REQUIREMENT. In the records below, find each line containing the word "icon" and copy it.

Collected data entries
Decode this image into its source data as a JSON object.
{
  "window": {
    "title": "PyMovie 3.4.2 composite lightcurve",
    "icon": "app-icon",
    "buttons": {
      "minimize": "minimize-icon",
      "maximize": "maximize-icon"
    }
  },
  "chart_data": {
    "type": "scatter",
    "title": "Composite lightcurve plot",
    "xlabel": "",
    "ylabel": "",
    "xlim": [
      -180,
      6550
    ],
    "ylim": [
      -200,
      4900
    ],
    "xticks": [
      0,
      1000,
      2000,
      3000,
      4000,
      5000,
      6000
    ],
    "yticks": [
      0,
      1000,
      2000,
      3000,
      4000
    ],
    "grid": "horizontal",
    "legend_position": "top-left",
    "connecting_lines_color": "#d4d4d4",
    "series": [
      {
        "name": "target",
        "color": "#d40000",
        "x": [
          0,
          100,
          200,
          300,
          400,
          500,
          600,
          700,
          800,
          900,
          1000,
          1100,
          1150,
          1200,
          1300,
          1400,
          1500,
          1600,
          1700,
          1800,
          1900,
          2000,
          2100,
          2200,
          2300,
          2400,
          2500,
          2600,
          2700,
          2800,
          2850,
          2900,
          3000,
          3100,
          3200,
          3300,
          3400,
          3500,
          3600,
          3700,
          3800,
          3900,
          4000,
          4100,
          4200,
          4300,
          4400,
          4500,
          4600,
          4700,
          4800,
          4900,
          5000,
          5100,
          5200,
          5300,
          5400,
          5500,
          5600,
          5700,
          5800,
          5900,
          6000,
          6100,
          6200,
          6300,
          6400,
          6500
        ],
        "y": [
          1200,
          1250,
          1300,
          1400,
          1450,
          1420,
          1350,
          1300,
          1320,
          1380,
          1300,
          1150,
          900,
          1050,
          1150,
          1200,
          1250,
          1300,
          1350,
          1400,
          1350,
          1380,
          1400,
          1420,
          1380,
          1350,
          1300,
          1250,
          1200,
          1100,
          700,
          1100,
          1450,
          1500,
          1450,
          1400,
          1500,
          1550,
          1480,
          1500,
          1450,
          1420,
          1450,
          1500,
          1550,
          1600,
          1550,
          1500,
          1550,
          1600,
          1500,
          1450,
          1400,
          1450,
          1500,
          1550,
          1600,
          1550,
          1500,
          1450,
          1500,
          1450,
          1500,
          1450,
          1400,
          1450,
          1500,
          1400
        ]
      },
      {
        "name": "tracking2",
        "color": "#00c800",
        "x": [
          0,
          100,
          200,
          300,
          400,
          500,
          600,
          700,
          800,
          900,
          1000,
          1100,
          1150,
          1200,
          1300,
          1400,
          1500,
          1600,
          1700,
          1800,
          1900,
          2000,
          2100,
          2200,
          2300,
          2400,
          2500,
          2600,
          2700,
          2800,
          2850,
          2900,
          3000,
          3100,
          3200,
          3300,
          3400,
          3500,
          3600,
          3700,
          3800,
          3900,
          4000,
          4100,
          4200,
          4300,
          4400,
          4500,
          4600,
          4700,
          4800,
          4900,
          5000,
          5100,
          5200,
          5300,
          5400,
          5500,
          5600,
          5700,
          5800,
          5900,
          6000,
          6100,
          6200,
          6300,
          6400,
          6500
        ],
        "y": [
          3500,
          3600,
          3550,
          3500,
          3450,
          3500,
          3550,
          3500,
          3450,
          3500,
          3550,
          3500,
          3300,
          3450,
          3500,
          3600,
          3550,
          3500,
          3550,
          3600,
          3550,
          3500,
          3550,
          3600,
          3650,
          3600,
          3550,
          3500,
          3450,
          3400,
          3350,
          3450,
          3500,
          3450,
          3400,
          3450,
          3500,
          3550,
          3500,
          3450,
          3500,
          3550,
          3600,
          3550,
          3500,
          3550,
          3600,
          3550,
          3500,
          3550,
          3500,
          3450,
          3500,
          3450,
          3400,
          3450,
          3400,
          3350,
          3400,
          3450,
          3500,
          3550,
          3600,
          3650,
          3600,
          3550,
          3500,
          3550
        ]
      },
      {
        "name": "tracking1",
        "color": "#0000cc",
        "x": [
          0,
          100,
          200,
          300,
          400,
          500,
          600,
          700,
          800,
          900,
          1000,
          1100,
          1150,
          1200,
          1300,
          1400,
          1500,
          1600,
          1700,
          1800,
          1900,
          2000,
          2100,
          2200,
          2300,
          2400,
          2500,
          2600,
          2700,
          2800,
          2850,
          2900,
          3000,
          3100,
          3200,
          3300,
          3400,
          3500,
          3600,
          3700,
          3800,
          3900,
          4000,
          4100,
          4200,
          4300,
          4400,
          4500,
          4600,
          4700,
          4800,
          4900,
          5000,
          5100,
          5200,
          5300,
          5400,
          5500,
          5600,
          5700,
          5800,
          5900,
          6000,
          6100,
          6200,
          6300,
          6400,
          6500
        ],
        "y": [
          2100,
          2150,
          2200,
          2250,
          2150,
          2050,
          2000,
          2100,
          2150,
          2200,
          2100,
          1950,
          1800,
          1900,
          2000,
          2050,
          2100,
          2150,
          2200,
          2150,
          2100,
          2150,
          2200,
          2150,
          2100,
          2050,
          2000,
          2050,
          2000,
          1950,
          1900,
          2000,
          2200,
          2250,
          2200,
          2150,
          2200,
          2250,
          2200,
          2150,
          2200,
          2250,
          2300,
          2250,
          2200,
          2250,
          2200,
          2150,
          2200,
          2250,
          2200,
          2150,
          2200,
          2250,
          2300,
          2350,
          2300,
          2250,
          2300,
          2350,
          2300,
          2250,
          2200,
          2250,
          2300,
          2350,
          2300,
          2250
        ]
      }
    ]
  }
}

FINAL RESULT.
    "icon": "app-icon",
      "minimize": "minimize-icon",
      "maximize": "maximize-icon"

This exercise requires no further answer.